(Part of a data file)
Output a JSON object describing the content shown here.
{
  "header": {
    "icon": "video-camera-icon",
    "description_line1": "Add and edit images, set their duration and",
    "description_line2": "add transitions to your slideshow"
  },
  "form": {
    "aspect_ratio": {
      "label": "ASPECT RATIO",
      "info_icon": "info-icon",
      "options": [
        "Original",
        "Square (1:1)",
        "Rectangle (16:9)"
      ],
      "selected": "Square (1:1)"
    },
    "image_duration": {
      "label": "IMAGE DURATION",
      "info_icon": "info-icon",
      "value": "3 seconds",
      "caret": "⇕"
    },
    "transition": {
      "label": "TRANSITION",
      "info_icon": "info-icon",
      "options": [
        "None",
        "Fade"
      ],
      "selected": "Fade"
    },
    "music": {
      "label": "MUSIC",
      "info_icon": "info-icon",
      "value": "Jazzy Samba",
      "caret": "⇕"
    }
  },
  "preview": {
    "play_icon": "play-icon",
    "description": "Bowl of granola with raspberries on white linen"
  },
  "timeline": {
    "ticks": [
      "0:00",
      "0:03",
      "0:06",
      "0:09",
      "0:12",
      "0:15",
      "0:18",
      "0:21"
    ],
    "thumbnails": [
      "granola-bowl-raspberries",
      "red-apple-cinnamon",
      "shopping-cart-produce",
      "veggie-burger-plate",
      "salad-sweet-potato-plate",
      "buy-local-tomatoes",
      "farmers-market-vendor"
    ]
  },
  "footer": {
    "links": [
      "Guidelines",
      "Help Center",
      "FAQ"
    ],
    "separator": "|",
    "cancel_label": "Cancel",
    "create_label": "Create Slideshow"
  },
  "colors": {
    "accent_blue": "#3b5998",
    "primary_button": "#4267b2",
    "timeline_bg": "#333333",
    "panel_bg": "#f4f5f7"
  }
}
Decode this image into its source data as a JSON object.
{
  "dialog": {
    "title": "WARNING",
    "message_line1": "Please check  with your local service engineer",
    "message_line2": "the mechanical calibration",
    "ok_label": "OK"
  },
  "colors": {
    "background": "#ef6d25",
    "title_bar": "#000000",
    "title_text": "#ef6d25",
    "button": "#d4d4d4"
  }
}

● TASK OBJECTIVE
Copy every line of the records word for word.

● WORKED SOLUTION
Output a JSON object describing the content shown here.
{
  "header": {
    "icon": "video-camera-icon",
    "description_line1": "Add and edit images, set their duration and",
    "description_line2": "add transitions to your slideshow"
  },
  "form": {
    "aspect_ratio": {
      "label": "ASPECT RATIO",
      "info_icon": "info-icon",
      "options": [
        "Original",
        "Square (1:1)",
        "Rectangle (16:9)"
      ],
      "selected": "Square (1:1)"
    },
    "image_duration": {
      "label": "IMAGE DURATION",
      "info_icon": "info-icon",
      "value": "3 seconds",
      "caret": "⇕"
    },
    "transition": {
      "label": "TRANSITION",
      "info_icon": "info-icon",
      "options": [
        "None",
        "Fade"
      ],
      "selected": "Fade"
    },
    "music": {
      "label": "MUSIC",
      "info_icon": "info-icon",
      "value": "Jazzy Samba",
      "caret": "⇕"
    }
  },
  "preview": {
    "play_icon": "play-icon",
    "description": "Bowl of granola with raspberries on white linen"
  },
  "timeline": {
    "ticks": [
      "0:00",
      "0:03",
      "0:06",
      "0:09",
      "0:12",
      "0:15",
      "0:18",
      "0:21"
    ],
    "thumbnails": [
      "granola-bowl-raspberries",
      "red-apple-cinnamon",
      "shopping-cart-produce",
      "veggie-burger-plate",
      "salad-sweet-potato-plate",
      "buy-local-tomatoes",
      "farmers-market-vendor"
    ]
  },
  "footer": {
    "links": [
      "Guidelines",
      "Help Center",
      "FAQ"
    ],
    "separator": "|",
    "cancel_label": "Cancel",
    "create_label": "Create Slideshow"
  },
  "colors": {
    "accent_blue": "#3b5998",
    "primary_button": "#4267b2",
    "timeline_bg": "#333333",
    "panel_bg": "#f4f5f7"
  }
}
Decode this image into its source data as a JSON object.
{
  "dialog": {
    "title": "WARNING",
    "message_line1": "Please check  with your local service engineer",
    "message_line2": "the mechanical calibration",
    "ok_label": "OK"
  },
  "colors": {
    "background": "#ef6d25",
    "title_bar": "#000000",
    "title_text": "#ef6d25",
    "button": "#d4d4d4"
  }
}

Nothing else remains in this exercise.